Texte fourni:
┌────────
Vos plumes

RETROUVAILLES

UN WEEKEND DES PLUS BANALS QUI SOIENT!

Il est des fins de semaines qui apportent leurs lots d’ondes positives propagatrices de joie, de paix, de fraternité et d’amour. Ce fut le cas, un vendredi après-midi, lorsque j’ai reçu l’appel téléphonique d’Olivier, un ami de ma connaissance résidant à Kampala en Ouganda, et qui, en raison de ses affaires, séjourne régulièrement dans la capitale centrafricaine. D’où à l’occasion, ces coups de fil d’Olivier, d’ordinaire passés entre deux courses dans le centre-ville pour me signaler sa présence. Et souvent, à peine ai-je décroché, qu’à l’autre « bout des ondes », toujours cette même voix familière et pleine de vie, me lançant dans la langue de Shakespeare : « Hello bro ! I am around. Let’s plan something together. »
└────────
(Listes des régions d'éléments)
┌────────
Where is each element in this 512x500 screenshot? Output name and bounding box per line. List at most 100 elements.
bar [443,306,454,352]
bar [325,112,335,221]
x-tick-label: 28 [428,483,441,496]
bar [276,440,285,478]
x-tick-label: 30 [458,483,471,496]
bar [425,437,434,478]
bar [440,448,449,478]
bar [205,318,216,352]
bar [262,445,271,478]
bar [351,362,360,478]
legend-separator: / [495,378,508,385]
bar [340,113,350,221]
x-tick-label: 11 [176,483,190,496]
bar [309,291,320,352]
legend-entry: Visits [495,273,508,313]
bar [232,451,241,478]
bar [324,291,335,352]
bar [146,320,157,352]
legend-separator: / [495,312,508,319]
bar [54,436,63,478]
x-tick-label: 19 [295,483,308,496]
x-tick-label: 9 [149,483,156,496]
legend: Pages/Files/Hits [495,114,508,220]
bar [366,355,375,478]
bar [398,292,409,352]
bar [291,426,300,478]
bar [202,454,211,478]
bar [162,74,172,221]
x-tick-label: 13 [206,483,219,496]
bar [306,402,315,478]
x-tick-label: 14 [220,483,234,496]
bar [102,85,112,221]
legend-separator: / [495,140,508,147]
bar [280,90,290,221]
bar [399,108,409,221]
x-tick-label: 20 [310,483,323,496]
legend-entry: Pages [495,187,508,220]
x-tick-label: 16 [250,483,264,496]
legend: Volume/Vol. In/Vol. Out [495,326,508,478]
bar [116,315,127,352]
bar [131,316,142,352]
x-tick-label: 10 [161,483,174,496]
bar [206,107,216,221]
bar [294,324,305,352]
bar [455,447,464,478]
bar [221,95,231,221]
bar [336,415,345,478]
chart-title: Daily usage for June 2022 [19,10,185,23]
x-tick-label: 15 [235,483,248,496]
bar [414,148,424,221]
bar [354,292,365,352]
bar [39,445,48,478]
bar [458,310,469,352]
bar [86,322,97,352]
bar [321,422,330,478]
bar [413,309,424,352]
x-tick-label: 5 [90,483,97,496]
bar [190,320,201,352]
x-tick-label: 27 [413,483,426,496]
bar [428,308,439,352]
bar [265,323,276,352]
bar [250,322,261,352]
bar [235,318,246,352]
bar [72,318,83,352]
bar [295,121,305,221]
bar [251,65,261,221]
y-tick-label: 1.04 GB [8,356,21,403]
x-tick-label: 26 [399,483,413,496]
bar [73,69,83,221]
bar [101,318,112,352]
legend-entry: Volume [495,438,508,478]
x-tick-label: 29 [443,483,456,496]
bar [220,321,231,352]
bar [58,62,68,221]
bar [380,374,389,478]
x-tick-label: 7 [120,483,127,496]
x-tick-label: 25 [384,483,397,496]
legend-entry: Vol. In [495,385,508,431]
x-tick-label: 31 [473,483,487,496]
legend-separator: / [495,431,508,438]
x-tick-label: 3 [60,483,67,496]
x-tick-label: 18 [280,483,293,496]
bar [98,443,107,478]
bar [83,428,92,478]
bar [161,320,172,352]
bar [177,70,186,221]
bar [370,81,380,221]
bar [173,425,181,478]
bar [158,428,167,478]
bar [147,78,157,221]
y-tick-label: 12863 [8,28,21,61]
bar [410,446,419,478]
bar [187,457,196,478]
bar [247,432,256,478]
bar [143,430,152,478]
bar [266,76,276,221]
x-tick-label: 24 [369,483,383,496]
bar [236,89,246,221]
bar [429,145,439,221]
└────────
Consignes: Dans le texte fourni, relevez tout ce que propagent, selon la première phrase du récit, les ondes positives de certaines fins de semaine.

Réponse complète: joie, paix, fraternité, amour